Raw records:

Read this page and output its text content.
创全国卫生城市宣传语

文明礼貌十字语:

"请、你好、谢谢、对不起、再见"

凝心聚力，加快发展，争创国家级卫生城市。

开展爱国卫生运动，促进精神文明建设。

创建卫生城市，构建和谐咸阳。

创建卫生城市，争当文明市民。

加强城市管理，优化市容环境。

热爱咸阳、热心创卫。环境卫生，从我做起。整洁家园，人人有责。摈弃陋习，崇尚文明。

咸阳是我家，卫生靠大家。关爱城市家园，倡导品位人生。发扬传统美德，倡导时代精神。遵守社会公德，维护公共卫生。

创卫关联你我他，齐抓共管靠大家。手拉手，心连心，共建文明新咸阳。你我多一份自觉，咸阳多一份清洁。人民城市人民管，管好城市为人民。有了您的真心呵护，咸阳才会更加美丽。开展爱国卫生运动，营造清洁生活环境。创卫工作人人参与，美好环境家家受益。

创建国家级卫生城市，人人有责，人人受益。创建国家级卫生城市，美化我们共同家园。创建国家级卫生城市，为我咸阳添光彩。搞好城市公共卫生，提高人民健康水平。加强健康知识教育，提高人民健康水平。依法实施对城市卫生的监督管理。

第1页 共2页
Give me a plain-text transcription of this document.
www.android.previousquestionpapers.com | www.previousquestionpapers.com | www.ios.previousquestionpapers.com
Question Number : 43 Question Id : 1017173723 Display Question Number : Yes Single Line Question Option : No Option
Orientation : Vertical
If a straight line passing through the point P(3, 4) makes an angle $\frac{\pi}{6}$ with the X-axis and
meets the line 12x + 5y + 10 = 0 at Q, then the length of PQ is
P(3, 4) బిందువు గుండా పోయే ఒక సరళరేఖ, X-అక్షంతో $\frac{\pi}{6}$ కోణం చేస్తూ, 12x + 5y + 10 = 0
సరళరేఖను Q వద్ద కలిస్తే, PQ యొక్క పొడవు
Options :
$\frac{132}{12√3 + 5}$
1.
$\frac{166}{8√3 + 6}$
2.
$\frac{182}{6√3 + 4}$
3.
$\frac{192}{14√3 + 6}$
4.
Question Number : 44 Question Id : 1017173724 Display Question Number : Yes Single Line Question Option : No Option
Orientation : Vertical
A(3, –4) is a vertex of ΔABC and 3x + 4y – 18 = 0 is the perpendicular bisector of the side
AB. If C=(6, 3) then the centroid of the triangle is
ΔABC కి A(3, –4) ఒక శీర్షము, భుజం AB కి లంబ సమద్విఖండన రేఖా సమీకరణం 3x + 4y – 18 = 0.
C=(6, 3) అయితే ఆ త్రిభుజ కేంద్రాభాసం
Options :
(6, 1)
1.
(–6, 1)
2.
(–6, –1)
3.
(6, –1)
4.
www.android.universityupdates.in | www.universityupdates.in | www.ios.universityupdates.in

■ **WHAT YOU HAVE TO DO**: Locate all lines that include the word "frac" and copy them out.

■ **SOLUTION TO THIS EXERCISE**:
If a straight line passing through the point P(3, 4) makes an angle $\frac{\pi}{6}$ with the X-axis and
P(3, 4) బిందువు గుండా పోయే ఒక సరళరేఖ, X-అక్షంతో $\frac{\pi}{6}$ కోణం చేస్తూ, 12x + 5y + 10 = 0
$\frac{132}{12√3 + 5}$
$\frac{166}{8√3 + 6}$
$\frac{182}{6√3 + 4}$
$\frac{192}{14√3 + 6}$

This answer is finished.